## EXERCISE TASK
From the listing below, pull each line that includes "vértebra".

## DATA EXTRACT
-----
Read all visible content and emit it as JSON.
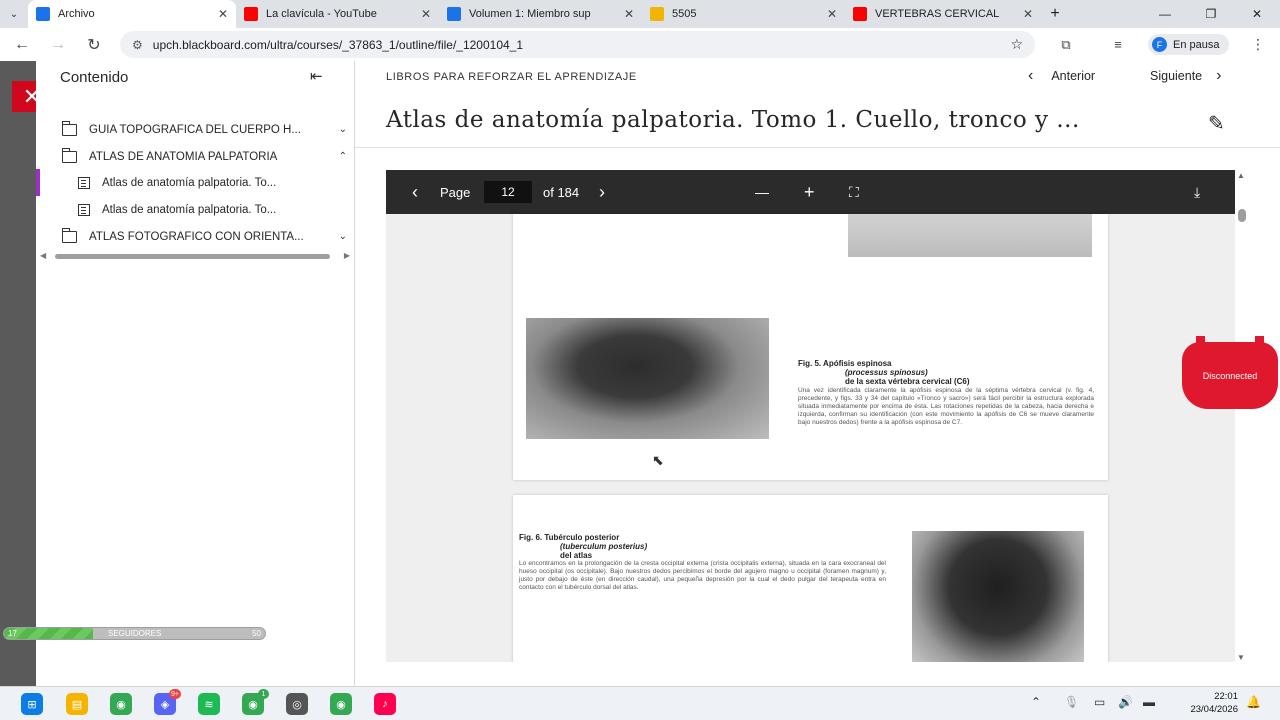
{
  "browser": {
    "tabs": [
      {
        "title": "Archivo",
        "icon": "blackboard-favicon",
        "color": "#1a73e8",
        "active": true
      },
      {
        "title": "La clavícula - YouTube",
        "icon": "youtube-favicon",
        "color": "#ff0000"
      },
      {
        "title": "Volumen 1: Miembro sup",
        "icon": "blackboard-favicon",
        "color": "#1a73e8"
      },
      {
        "title": "5505",
        "icon": "shield-favicon",
        "color": "#f2b400"
      },
      {
        "title": "VERTEBRAS CERVICAL",
        "icon": "youtube-favicon",
        "color": "#ff0000"
      }
    ],
    "new_tab": "+",
    "url": "upch.blackboard.com/ultra/courses/_37863_1/outline/file/_1200104_1",
    "profile_initial": "F",
    "profile_status": "En pausa"
  },
  "toc": {
    "title": "Contenido",
    "items": [
      {
        "label": "GUIA TOPOGRAFICA DEL CUERPO H...",
        "type": "folder",
        "chev": "⌄"
      },
      {
        "label": "ATLAS DE ANATOMIA PALPATORIA",
        "type": "folder",
        "chev": "⌃"
      },
      {
        "label": "Atlas de anatomía palpatoria. To...",
        "type": "doc",
        "selected": true
      },
      {
        "label": "Atlas de anatomía palpatoria. To...",
        "type": "doc"
      },
      {
        "label": "ATLAS FOTOGRAFICO CON ORIENTA...",
        "type": "folder",
        "chev": "⌄"
      }
    ]
  },
  "followers_widget": {
    "current": "17",
    "label": "SEGUIDORES",
    "goal": "50",
    "progress": 0.34
  },
  "content": {
    "section": "LIBROS PARA REFORZAR EL APRENDIZAJE",
    "prev": "Anterior",
    "next": "Siguiente",
    "title": "Atlas de anatomía palpatoria. Tomo 1. Cuello, tronco y ..."
  },
  "viewer": {
    "page_label": "Page",
    "current_page": "12",
    "total": "of 184",
    "zoom_out": "—",
    "zoom_in": "+",
    "fit": "⛶"
  },
  "pdf": {
    "fig5": {
      "title": "Fig. 5.     Apófisis espinosa",
      "latin": "(processus spinosus)",
      "sub": "de la sexta vértebra cervical (C6)",
      "text": "Una vez identificada claramente la apófisis espinosa de la séptima vértebra cervical (v. fig. 4, precedente, y figs. 33 y 34 del capítulo «Tronco y sacro») será fácil percibir la estructura explorada situada inmediatamente por encima de ésta. Las rotaciones repetidas de la cabeza, hacia derecha e izquierda, confirman su identificación (con este movimiento la apófisis de C6 se mueve claramente bajo nuestros dedos) frente a la apófisis espinosa de C7."
    },
    "fig6": {
      "title": "Fig. 6.   Tubérculo posterior",
      "latin": "(tuberculum posterius)",
      "sub": "del atlas",
      "text": "Lo encontramos en la prolongación de la cresta occipital externa (crista occipitalis externa), situada en la cara exocraneal del hueso occipital (os occipitale). Bajo nuestros dedos percibimos el borde del agujero magno u occipital (foramen magnum) y, justo por debajo de éste (en dirección caudal), una pequeña depresión por la cual el dedo pulgar del terapeuta entra en contacto con el tubérculo dorsal del atlas."
    }
  },
  "overlay": {
    "disconnected": "Disconnected"
  },
  "taskbar": {
    "apps": [
      {
        "name": "start",
        "color": "#0a7de6"
      },
      {
        "name": "file-explorer",
        "color": "#f4b400"
      },
      {
        "name": "chrome",
        "color": "#34a853"
      },
      {
        "name": "discord",
        "color": "#5865f2",
        "badge": "9+"
      },
      {
        "name": "spotify",
        "color": "#1db954"
      },
      {
        "name": "chrome-profile",
        "color": "#34a853",
        "badge": "1"
      },
      {
        "name": "obs",
        "color": "#555555"
      },
      {
        "name": "chrome-active",
        "color": "#34a853"
      },
      {
        "name": "tiktok",
        "color": "#ff0050"
      }
    ],
    "time": "22:01",
    "date": "23/04/2026"
  }
}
-----
## EXERCISE SOLUTION
      "sub": "de la sexta vértebra cervical (C6)",
      "text": "Una vez identificada claramente la apófisis espinosa de la séptima vértebra cervical (v. fig. 4, precedente, y figs. 33 y 34 del capítulo «Tronco y sacro») será fácil percibir la estructura explorada situada inmediatamente por encima de ésta. Las rotaciones repetidas de la cabeza, hacia derecha e izquierda, confirman su identificación (con este movimiento la apófisis de C6 se mueve claramente bajo nuestros dedos) frente a la apófisis espinosa de C7."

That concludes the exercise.